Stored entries
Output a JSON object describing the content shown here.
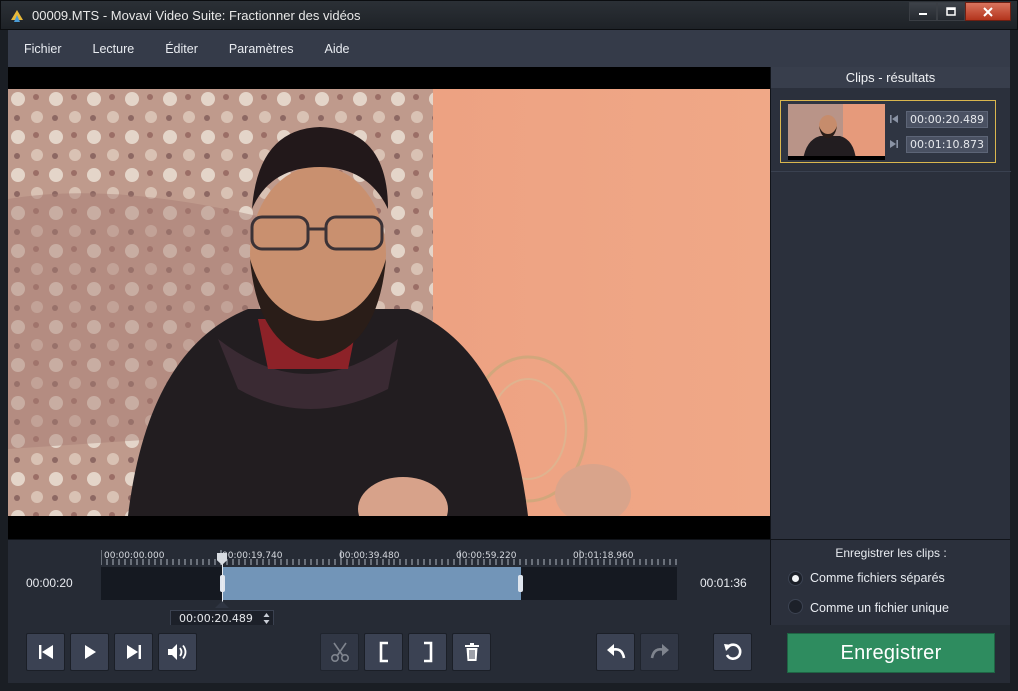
{
  "window": {
    "title": "00009.MTS - Movavi Video Suite: Fractionner des vidéos"
  },
  "menu": {
    "items": [
      "Fichier",
      "Lecture",
      "Éditer",
      "Paramètres",
      "Aide"
    ]
  },
  "clips_panel": {
    "header": "Clips - résultats",
    "clips": [
      {
        "start": "00:00:20.489",
        "end": "00:01:10.873"
      }
    ]
  },
  "timeline": {
    "current_time": "00:00:20",
    "total_time": "00:01:36",
    "ruler_labels": [
      "00:00:00.000",
      "00:00:19.740",
      "00:00:39.480",
      "00:00:59.220",
      "00:01:18.960"
    ],
    "position_field": "00:00:20.489",
    "selection_start_fraction": 0.21,
    "selection_end_fraction": 0.73,
    "playhead_fraction": 0.21
  },
  "save_options": {
    "title": "Enregistrer les clips :",
    "options": [
      {
        "label": "Comme fichiers séparés",
        "selected": true
      },
      {
        "label": "Comme un fichier unique",
        "selected": false
      }
    ]
  },
  "toolbar": {
    "save_label": "Enregistrer",
    "accent_color": "#2e8c5f",
    "selection_color": "#7295b8",
    "icons": [
      "skip-back-icon",
      "play-icon",
      "skip-forward-icon",
      "volume-icon",
      "scissors-icon",
      "bracket-left-icon",
      "bracket-right-icon",
      "trash-icon",
      "undo-icon",
      "redo-icon",
      "reset-icon"
    ]
  }
}
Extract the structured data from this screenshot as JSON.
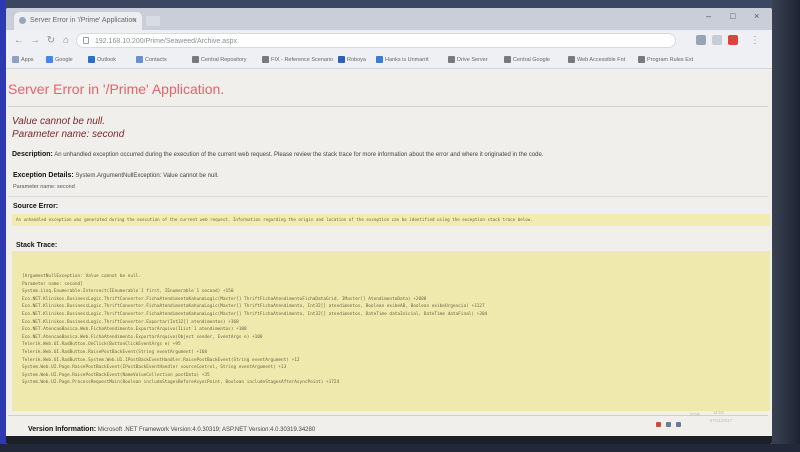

_What to work on_.
Repeat every record precisely. Any picture among them stays out of the copy.

_Exercise solution_.
Output a JSON object describing the content shown here.
{
  "window": {
    "title": "00009.MTS - Movavi Video Suite: Fractionner des vidéos"
  },
  "menu": {
    "items": [
      "Fichier",
      "Lecture",
      "Éditer",
      "Paramètres",
      "Aide"
    ]
  },
  "clips_panel": {
    "header": "Clips - résultats",
    "clips": [
      {
        "start": "00:00:20.489",
        "end": "00:01:10.873"
      }
    ]
  },
  "timeline": {
    "current_time": "00:00:20",
    "total_time": "00:01:36",
    "ruler_labels": [
      "00:00:00.000",
      "00:00:19.740",
      "00:00:39.480",
      "00:00:59.220",
      "00:01:18.960"
    ],
    "position_field": "00:00:20.489",
    "selection_start_fraction": 0.21,
    "selection_end_fraction": 0.73,
    "playhead_fraction": 0.21
  },
  "save_options": {
    "title": "Enregistrer les clips :",
    "options": [
      {
        "label": "Comme fichiers séparés",
        "selected": true
      },
      {
        "label": "Comme un fichier unique",
        "selected": false
      }
    ]
  },
  "toolbar": {
    "save_label": "Enregistrer",
    "accent_color": "#2e8c5f",
    "selection_color": "#7295b8",
    "icons": [
      "skip-back-icon",
      "play-icon",
      "skip-forward-icon",
      "volume-icon",
      "scissors-icon",
      "bracket-left-icon",
      "bracket-right-icon",
      "trash-icon",
      "undo-icon",
      "redo-icon",
      "reset-icon"
    ]
  }
}
Extract the structured data from this screenshot as JSON.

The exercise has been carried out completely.